What to do:
Retype all of the data. Every line must match exactly.

Items:
____

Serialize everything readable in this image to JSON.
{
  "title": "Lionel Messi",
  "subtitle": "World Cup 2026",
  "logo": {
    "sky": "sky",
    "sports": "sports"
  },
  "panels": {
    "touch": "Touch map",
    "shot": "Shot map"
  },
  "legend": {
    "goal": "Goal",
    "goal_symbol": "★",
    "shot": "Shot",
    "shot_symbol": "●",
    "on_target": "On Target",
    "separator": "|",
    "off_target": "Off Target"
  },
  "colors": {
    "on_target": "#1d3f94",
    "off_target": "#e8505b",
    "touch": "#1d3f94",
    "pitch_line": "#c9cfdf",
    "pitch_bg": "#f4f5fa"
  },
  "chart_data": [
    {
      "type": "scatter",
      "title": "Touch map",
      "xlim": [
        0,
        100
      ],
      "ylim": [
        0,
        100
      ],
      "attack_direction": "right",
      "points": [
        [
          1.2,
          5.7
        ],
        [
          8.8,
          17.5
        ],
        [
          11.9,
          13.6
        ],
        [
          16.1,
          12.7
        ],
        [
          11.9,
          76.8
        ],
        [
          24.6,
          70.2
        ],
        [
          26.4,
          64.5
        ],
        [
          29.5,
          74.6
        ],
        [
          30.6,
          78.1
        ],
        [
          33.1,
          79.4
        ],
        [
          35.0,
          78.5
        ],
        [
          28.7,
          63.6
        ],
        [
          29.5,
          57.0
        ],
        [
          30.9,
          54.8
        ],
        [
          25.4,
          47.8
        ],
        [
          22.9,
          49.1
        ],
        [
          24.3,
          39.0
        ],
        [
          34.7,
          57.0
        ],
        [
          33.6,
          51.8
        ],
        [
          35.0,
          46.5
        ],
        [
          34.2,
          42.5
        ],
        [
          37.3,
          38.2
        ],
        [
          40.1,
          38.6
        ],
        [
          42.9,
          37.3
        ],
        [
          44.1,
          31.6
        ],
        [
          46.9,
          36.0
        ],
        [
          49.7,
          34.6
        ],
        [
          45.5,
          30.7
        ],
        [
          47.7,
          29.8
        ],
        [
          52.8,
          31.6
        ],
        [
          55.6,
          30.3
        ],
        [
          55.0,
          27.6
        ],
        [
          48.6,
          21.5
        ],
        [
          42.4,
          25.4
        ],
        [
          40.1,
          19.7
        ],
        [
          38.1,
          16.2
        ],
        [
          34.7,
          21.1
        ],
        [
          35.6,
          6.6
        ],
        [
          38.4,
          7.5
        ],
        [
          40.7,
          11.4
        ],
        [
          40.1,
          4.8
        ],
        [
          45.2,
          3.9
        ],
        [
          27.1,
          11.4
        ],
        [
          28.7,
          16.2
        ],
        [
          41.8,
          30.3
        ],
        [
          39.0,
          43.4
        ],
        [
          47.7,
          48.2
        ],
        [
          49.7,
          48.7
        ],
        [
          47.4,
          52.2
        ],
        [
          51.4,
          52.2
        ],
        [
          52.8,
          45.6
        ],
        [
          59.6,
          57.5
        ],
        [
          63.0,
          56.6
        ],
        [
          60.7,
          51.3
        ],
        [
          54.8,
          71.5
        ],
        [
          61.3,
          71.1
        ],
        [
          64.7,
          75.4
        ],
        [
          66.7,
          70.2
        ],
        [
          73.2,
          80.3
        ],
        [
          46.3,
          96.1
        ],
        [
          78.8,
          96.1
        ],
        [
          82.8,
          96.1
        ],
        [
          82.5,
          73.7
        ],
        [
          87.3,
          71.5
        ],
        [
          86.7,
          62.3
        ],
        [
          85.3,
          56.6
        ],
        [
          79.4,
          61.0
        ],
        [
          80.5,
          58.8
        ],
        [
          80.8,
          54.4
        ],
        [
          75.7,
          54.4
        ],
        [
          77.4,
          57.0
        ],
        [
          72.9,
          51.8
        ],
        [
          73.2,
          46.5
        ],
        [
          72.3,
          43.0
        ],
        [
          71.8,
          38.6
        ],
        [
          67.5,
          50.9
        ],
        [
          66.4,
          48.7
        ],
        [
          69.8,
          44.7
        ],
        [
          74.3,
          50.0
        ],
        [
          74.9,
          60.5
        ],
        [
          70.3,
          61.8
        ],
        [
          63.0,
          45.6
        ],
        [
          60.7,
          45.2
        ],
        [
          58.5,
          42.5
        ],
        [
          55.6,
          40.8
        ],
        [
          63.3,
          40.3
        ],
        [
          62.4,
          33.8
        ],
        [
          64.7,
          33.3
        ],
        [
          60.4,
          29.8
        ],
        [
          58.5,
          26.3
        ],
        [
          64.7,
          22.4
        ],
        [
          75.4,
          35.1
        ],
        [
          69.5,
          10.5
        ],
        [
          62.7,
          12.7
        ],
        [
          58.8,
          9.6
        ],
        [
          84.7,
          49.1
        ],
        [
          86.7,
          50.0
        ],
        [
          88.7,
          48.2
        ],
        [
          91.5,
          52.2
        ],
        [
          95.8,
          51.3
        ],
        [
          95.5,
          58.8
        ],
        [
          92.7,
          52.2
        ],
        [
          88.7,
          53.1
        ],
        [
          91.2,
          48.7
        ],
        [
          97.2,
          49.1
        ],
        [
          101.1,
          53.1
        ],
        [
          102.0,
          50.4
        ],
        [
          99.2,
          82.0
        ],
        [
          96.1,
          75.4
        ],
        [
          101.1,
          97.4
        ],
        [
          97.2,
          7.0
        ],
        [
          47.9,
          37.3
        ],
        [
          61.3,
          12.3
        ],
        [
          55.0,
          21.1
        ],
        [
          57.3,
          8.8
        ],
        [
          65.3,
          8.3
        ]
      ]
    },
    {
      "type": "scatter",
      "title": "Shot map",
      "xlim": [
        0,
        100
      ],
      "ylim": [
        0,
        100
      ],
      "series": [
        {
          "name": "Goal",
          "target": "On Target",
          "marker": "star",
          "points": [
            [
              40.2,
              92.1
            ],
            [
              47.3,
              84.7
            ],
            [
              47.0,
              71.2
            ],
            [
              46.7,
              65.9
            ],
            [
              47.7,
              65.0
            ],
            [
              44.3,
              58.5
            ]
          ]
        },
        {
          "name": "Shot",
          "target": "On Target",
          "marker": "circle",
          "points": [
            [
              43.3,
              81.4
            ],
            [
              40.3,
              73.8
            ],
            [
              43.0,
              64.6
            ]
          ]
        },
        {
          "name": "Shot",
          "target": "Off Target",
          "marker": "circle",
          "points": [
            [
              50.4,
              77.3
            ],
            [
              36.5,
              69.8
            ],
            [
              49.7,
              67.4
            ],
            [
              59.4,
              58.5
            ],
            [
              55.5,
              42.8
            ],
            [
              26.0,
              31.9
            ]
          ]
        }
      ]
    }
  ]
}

____

Answer:
Serialize everything readable in this image to JSON.
{
  "title": "Lionel Messi",
  "subtitle": "World Cup 2026",
  "logo": {
    "sky": "sky",
    "sports": "sports"
  },
  "panels": {
    "touch": "Touch map",
    "shot": "Shot map"
  },
  "legend": {
    "goal": "Goal",
    "goal_symbol": "★",
    "shot": "Shot",
    "shot_symbol": "●",
    "on_target": "On Target",
    "separator": "|",
    "off_target": "Off Target"
  },
  "colors": {
    "on_target": "#1d3f94",
    "off_target": "#e8505b",
    "touch": "#1d3f94",
    "pitch_line": "#c9cfdf",
    "pitch_bg": "#f4f5fa"
  },
  "chart_data": [
    {
      "type": "scatter",
      "title": "Touch map",
      "xlim": [
        0,
        100
      ],
      "ylim": [
        0,
        100
      ],
      "attack_direction": "right",
      "points": [
        [
          1.2,
          5.7
        ],
        [
          8.8,
          17.5
        ],
        [
          11.9,
          13.6
        ],
        [
          16.1,
          12.7
        ],
        [
          11.9,
          76.8
        ],
        [
          24.6,
          70.2
        ],
        [
          26.4,
          64.5
        ],
        [
          29.5,
          74.6
        ],
        [
          30.6,
          78.1
        ],
        [
          33.1,
          79.4
        ],
        [
          35.0,
          78.5
        ],
        [
          28.7,
          63.6
        ],
        [
          29.5,
          57.0
        ],
        [
          30.9,
          54.8
        ],
        [
          25.4,
          47.8
        ],
        [
          22.9,
          49.1
        ],
        [
          24.3,
          39.0
        ],
        [
          34.7,
          57.0
        ],
        [
          33.6,
          51.8
        ],
        [
          35.0,
          46.5
        ],
        [
          34.2,
          42.5
        ],
        [
          37.3,
          38.2
        ],
        [
          40.1,
          38.6
        ],
        [
          42.9,
          37.3
        ],
        [
          44.1,
          31.6
        ],
        [
          46.9,
          36.0
        ],
        [
          49.7,
          34.6
        ],
        [
          45.5,
          30.7
        ],
        [
          47.7,
          29.8
        ],
        [
          52.8,
          31.6
        ],
        [
          55.6,
          30.3
        ],
        [
          55.0,
          27.6
        ],
        [
          48.6,
          21.5
        ],
        [
          42.4,
          25.4
        ],
        [
          40.1,
          19.7
        ],
        [
          38.1,
          16.2
        ],
        [
          34.7,
          21.1
        ],
        [
          35.6,
          6.6
        ],
        [
          38.4,
          7.5
        ],
        [
          40.7,
          11.4
        ],
        [
          40.1,
          4.8
        ],
        [
          45.2,
          3.9
        ],
        [
          27.1,
          11.4
        ],
        [
          28.7,
          16.2
        ],
        [
          41.8,
          30.3
        ],
        [
          39.0,
          43.4
        ],
        [
          47.7,
          48.2
        ],
        [
          49.7,
          48.7
        ],
        [
          47.4,
          52.2
        ],
        [
          51.4,
          52.2
        ],
        [
          52.8,
          45.6
        ],
        [
          59.6,
          57.5
        ],
        [
          63.0,
          56.6
        ],
        [
          60.7,
          51.3
        ],
        [
          54.8,
          71.5
        ],
        [
          61.3,
          71.1
        ],
        [
          64.7,
          75.4
        ],
        [
          66.7,
          70.2
        ],
        [
          73.2,
          80.3
        ],
        [
          46.3,
          96.1
        ],
        [
          78.8,
          96.1
        ],
        [
          82.8,
          96.1
        ],
        [
          82.5,
          73.7
        ],
        [
          87.3,
          71.5
        ],
        [
          86.7,
          62.3
        ],
        [
          85.3,
          56.6
        ],
        [
          79.4,
          61.0
        ],
        [
          80.5,
          58.8
        ],
        [
          80.8,
          54.4
        ],
        [
          75.7,
          54.4
        ],
        [
          77.4,
          57.0
        ],
        [
          72.9,
          51.8
        ],
        [
          73.2,
          46.5
        ],
        [
          72.3,
          43.0
        ],
        [
          71.8,
          38.6
        ],
        [
          67.5,
          50.9
        ],
        [
          66.4,
          48.7
        ],
        [
          69.8,
          44.7
        ],
        [
          74.3,
          50.0
        ],
        [
          74.9,
          60.5
        ],
        [
          70.3,
          61.8
        ],
        [
          63.0,
          45.6
        ],
        [
          60.7,
          45.2
        ],
        [
          58.5,
          42.5
        ],
        [
          55.6,
          40.8
        ],
        [
          63.3,
          40.3
        ],
        [
          62.4,
          33.8
        ],
        [
          64.7,
          33.3
        ],
        [
          60.4,
          29.8
        ],
        [
          58.5,
          26.3
        ],
        [
          64.7,
          22.4
        ],
        [
          75.4,
          35.1
        ],
        [
          69.5,
          10.5
        ],
        [
          62.7,
          12.7
        ],
        [
          58.8,
          9.6
        ],
        [
          84.7,
          49.1
        ],
        [
          86.7,
          50.0
        ],
        [
          88.7,
          48.2
        ],
        [
          91.5,
          52.2
        ],
        [
          95.8,
          51.3
        ],
        [
          95.5,
          58.8
        ],
        [
          92.7,
          52.2
        ],
        [
          88.7,
          53.1
        ],
        [
          91.2,
          48.7
        ],
        [
          97.2,
          49.1
        ],
        [
          101.1,
          53.1
        ],
        [
          102.0,
          50.4
        ],
        [
          99.2,
          82.0
        ],
        [
          96.1,
          75.4
        ],
        [
          101.1,
          97.4
        ],
        [
          97.2,
          7.0
        ],
        [
          47.9,
          37.3
        ],
        [
          61.3,
          12.3
        ],
        [
          55.0,
          21.1
        ],
        [
          57.3,
          8.8
        ],
        [
          65.3,
          8.3
        ]
      ]
    },
    {
      "type": "scatter",
      "title": "Shot map",
      "xlim": [
        0,
        100
      ],
      "ylim": [
        0,
        100
      ],
      "series": [
        {
          "name": "Goal",
          "target": "On Target",
          "marker": "star",
          "points": [
            [
              40.2,
              92.1
            ],
            [
              47.3,
              84.7
            ],
            [
              47.0,
              71.2
            ],
            [
              46.7,
              65.9
            ],
            [
              47.7,
              65.0
            ],
            [
              44.3,
              58.5
            ]
          ]
        },
        {
          "name": "Shot",
          "target": "On Target",
          "marker": "circle",
          "points": [
            [
              43.3,
              81.4
            ],
            [
              40.3,
              73.8
            ],
            [
              43.0,
              64.6
            ]
          ]
        },
        {
          "name": "Shot",
          "target": "Off Target",
          "marker": "circle",
          "points": [
            [
              50.4,
              77.3
            ],
            [
              36.5,
              69.8
            ],
            [
              49.7,
              67.4
            ],
            [
              59.4,
              58.5
            ],
            [
              55.5,
              42.8
            ],
            [
              26.0,
              31.9
            ]
          ]
        }
      ]
    }
  ]
}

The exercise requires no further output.